Which lines below hold the word "JSON"? Copy all of them.
════
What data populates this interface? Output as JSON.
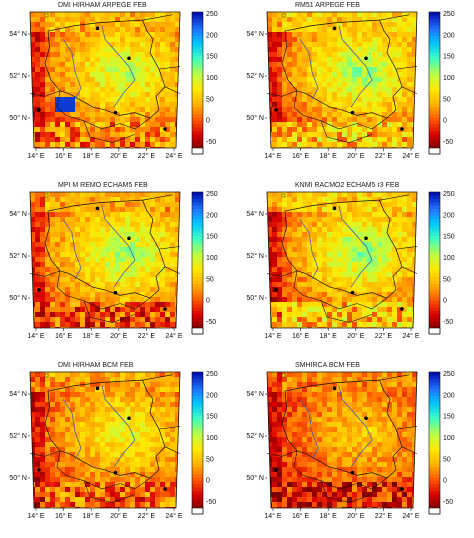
{
  "colorbar": {
    "ticks": [
      "250",
      "200",
      "150",
      "100",
      "50",
      "0",
      "-50"
    ],
    "min": -50,
    "max": 250,
    "colors": [
      "#7a0000",
      "#d90000",
      "#ff5a00",
      "#ffb200",
      "#ffe800",
      "#b8ff48",
      "#40ffc0",
      "#00c8ff",
      "#2070ff",
      "#0010b0"
    ]
  },
  "axes": {
    "lon_ticks": [
      "14° E",
      "16° E",
      "18° E",
      "20° E",
      "22° E",
      "24° E"
    ],
    "lat_ticks": [
      "54° N",
      "52° N",
      "50° N"
    ]
  },
  "panels": [
    {
      "title": "DMI HIRHAM ARPEGE  FEB",
      "palette": "warm-blue"
    },
    {
      "title": "RM51  ARPEGE  FEB",
      "palette": "cool"
    },
    {
      "title": "MPI M REMO ECHAM5  FEB",
      "palette": "mixed"
    },
    {
      "title": "KNMI RACMO2 ECHAM5 r3  FEB",
      "palette": "cool"
    },
    {
      "title": "DMI HIRHAM BCM  FEB",
      "palette": "warm"
    },
    {
      "title": "SMHIRCA BCM  FEB",
      "palette": "hot"
    }
  ]
}
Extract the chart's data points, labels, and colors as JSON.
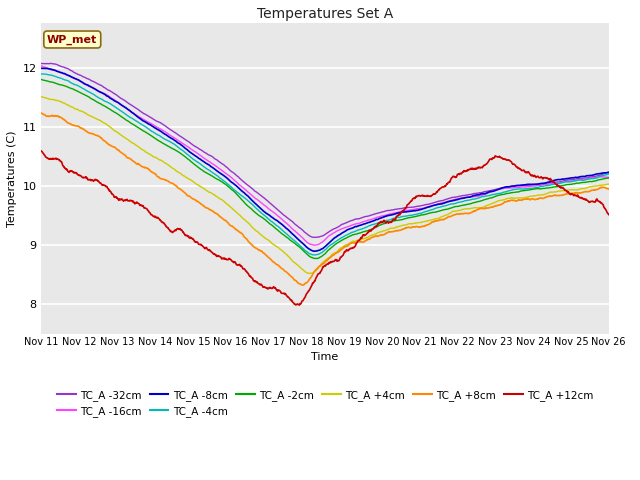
{
  "title": "Temperatures Set A",
  "xlabel": "Time",
  "ylabel": "Temperatures (C)",
  "ylim": [
    7.5,
    12.75
  ],
  "fig_bg": "#ffffff",
  "plot_bg": "#e8e8e8",
  "grid_color": "#ffffff",
  "annotation_text": "WP_met",
  "annotation_bg": "#ffffcc",
  "annotation_border": "#8B6914",
  "annotation_text_color": "#8B0000",
  "series": [
    {
      "label": "TC_A -32cm",
      "color": "#9933cc",
      "lw": 1.0
    },
    {
      "label": "TC_A -16cm",
      "color": "#ff44ff",
      "lw": 1.0
    },
    {
      "label": "TC_A -8cm",
      "color": "#0000cc",
      "lw": 1.2
    },
    {
      "label": "TC_A -4cm",
      "color": "#00bbbb",
      "lw": 1.0
    },
    {
      "label": "TC_A -2cm",
      "color": "#00aa00",
      "lw": 1.0
    },
    {
      "label": "TC_A +4cm",
      "color": "#cccc00",
      "lw": 1.0
    },
    {
      "label": "TC_A +8cm",
      "color": "#ff8800",
      "lw": 1.2
    },
    {
      "label": "TC_A +12cm",
      "color": "#cc0000",
      "lw": 1.2
    }
  ],
  "xtick_labels": [
    "Nov 11",
    "Nov 12",
    "Nov 13",
    "Nov 14",
    "Nov 15",
    "Nov 16",
    "Nov 17",
    "Nov 18",
    "Nov 19",
    "Nov 20",
    "Nov 21",
    "Nov 22",
    "Nov 23",
    "Nov 24",
    "Nov 25",
    "Nov 26"
  ],
  "n_points": 1500
}
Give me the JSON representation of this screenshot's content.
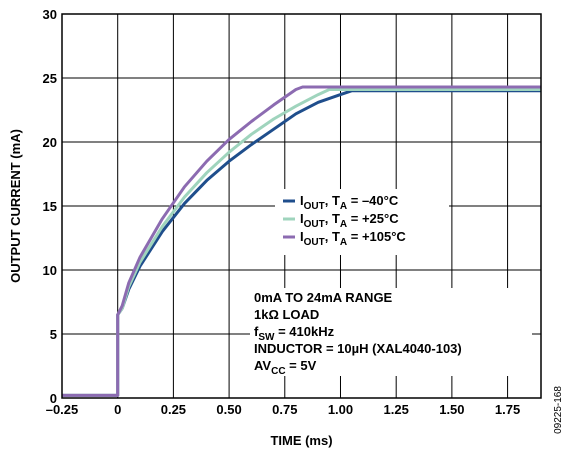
{
  "chart_data": {
    "type": "line",
    "xlabel": "TIME (ms)",
    "ylabel": "OUTPUT CURRENT (mA)",
    "xlim": [
      -0.25,
      1.9
    ],
    "ylim": [
      0,
      30
    ],
    "x_ticks": [
      -0.25,
      0,
      0.25,
      0.5,
      0.75,
      1.0,
      1.25,
      1.5,
      1.75
    ],
    "x_tick_labels": [
      "–0.25",
      "0",
      "0.25",
      "0.50",
      "0.75",
      "1.00",
      "1.25",
      "1.50",
      "1.75"
    ],
    "y_ticks": [
      0,
      5,
      10,
      15,
      20,
      25,
      30
    ],
    "y_tick_labels": [
      "0",
      "5",
      "10",
      "15",
      "20",
      "25",
      "30"
    ],
    "grid": true,
    "legend_position": "center-right",
    "series": [
      {
        "name_main": "I",
        "name_sub": "OUT",
        "name_t": ", T",
        "name_t_sub": "A",
        "name_value": " = –40°C",
        "color": "#1f4e8c",
        "x": [
          -0.25,
          0,
          0,
          0.02,
          0.05,
          0.1,
          0.2,
          0.3,
          0.4,
          0.5,
          0.6,
          0.7,
          0.8,
          0.9,
          1.0,
          1.05,
          1.1,
          1.2,
          1.9
        ],
        "y": [
          0.2,
          0.2,
          6.5,
          7.0,
          8.5,
          10.3,
          13.0,
          15.2,
          17.0,
          18.5,
          19.8,
          21.0,
          22.2,
          23.1,
          23.7,
          24.0,
          24.0,
          24.0,
          24.0
        ]
      },
      {
        "name_main": "I",
        "name_sub": "OUT",
        "name_t": ", T",
        "name_t_sub": "A",
        "name_value": " = +25°C",
        "color": "#9fd4bd",
        "x": [
          -0.25,
          0,
          0,
          0.02,
          0.05,
          0.1,
          0.2,
          0.3,
          0.4,
          0.5,
          0.6,
          0.7,
          0.8,
          0.9,
          0.95,
          1.0,
          1.9
        ],
        "y": [
          0.2,
          0.2,
          6.5,
          7.0,
          8.7,
          10.6,
          13.4,
          15.7,
          17.6,
          19.2,
          20.6,
          21.8,
          22.8,
          23.7,
          24.1,
          24.1,
          24.1
        ]
      },
      {
        "name_main": "I",
        "name_sub": "OUT",
        "name_t": ", T",
        "name_t_sub": "A",
        "name_value": " = +105°C",
        "color": "#8c6bb1",
        "x": [
          -0.25,
          0,
          0,
          0.02,
          0.05,
          0.1,
          0.2,
          0.3,
          0.4,
          0.5,
          0.6,
          0.7,
          0.8,
          0.83,
          0.9,
          1.9
        ],
        "y": [
          0.2,
          0.2,
          6.5,
          7.2,
          9.0,
          11.0,
          14.0,
          16.5,
          18.5,
          20.2,
          21.6,
          22.9,
          24.1,
          24.3,
          24.3,
          24.3
        ]
      }
    ],
    "annotations": [
      {
        "parts": [
          {
            "t": "0mA TO 24mA RANGE"
          }
        ]
      },
      {
        "parts": [
          {
            "t": "1kΩ LOAD"
          }
        ]
      },
      {
        "parts": [
          {
            "t": "f"
          },
          {
            "t": "SW",
            "sub": true
          },
          {
            "t": " = 410kHz"
          }
        ]
      },
      {
        "parts": [
          {
            "t": "INDUCTOR = 10µH (XAL4040-103)"
          }
        ]
      },
      {
        "parts": [
          {
            "t": "AV"
          },
          {
            "t": "CC",
            "sub": true
          },
          {
            "t": " = 5V"
          }
        ]
      }
    ],
    "figure_code": "09225-168"
  }
}
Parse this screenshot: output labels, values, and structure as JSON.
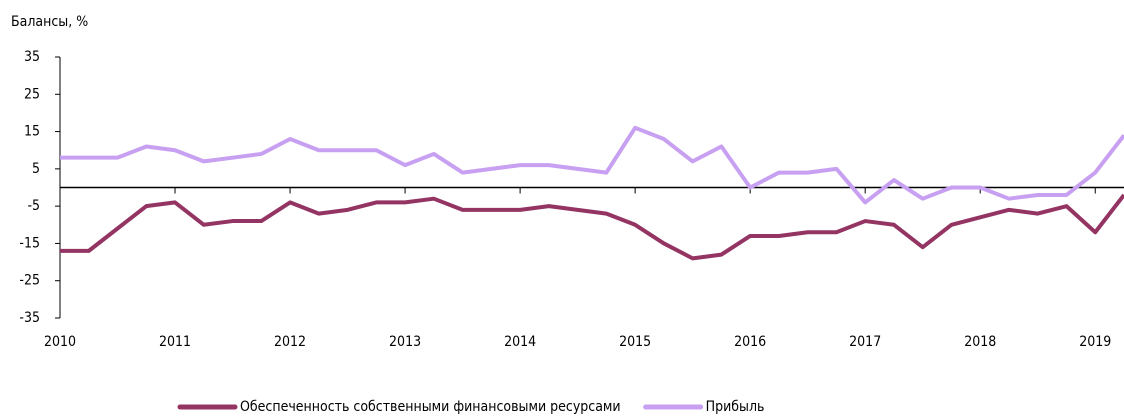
{
  "chart_data": {
    "type": "line",
    "title": "Балансы, %",
    "x": [
      2010,
      2010.25,
      2010.5,
      2010.75,
      2011,
      2011.25,
      2011.5,
      2011.75,
      2012,
      2012.25,
      2012.5,
      2012.75,
      2013,
      2013.25,
      2013.5,
      2013.75,
      2014,
      2014.25,
      2014.5,
      2014.75,
      2015,
      2015.25,
      2015.5,
      2015.75,
      2016,
      2016.25,
      2016.5,
      2016.75,
      2017,
      2017.25,
      2017.5,
      2017.75,
      2018,
      2018.25,
      2018.5,
      2018.75,
      2019,
      2019.25
    ],
    "series": [
      {
        "name": "Обеспеченность собственными финансовыми ресурсами",
        "color": "#943462",
        "values": [
          -17,
          -17,
          -11,
          -5,
          -4,
          -10,
          -9,
          -9,
          -4,
          -7,
          -6,
          -4,
          -4,
          -3,
          -6,
          -6,
          -6,
          -5,
          -6,
          -7,
          -10,
          -15,
          -19,
          -18,
          -13,
          -13,
          -12,
          -12,
          -9,
          -10,
          -16,
          -10,
          -8,
          -6,
          -7,
          -5,
          -12,
          -2
        ]
      },
      {
        "name": "Прибыль",
        "color": "#c8a0f2",
        "values": [
          8,
          8,
          8,
          11,
          10,
          7,
          8,
          9,
          13,
          10,
          10,
          10,
          6,
          9,
          4,
          5,
          6,
          6,
          5,
          4,
          16,
          13,
          7,
          11,
          0,
          4,
          4,
          5,
          -4,
          2,
          -3,
          0,
          0,
          -3,
          -2,
          -2,
          4,
          14
        ]
      }
    ],
    "xlim": [
      2010,
      2019.25
    ],
    "xticks": [
      2010,
      2011,
      2012,
      2013,
      2014,
      2015,
      2016,
      2017,
      2018,
      2019
    ],
    "ylim": [
      -35,
      35
    ],
    "yticks": [
      35,
      25,
      15,
      5,
      -5,
      -15,
      -25,
      -35
    ]
  }
}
════
- RESPONSE TO THIS EXERCISE -
What data populates this interface? Output as JSON.
Extract the chart's data points, labels, and colors as JSON.
Give me the JSON representation of this screenshot's content.
Parse this screenshot: output labels, values, and structure as JSON.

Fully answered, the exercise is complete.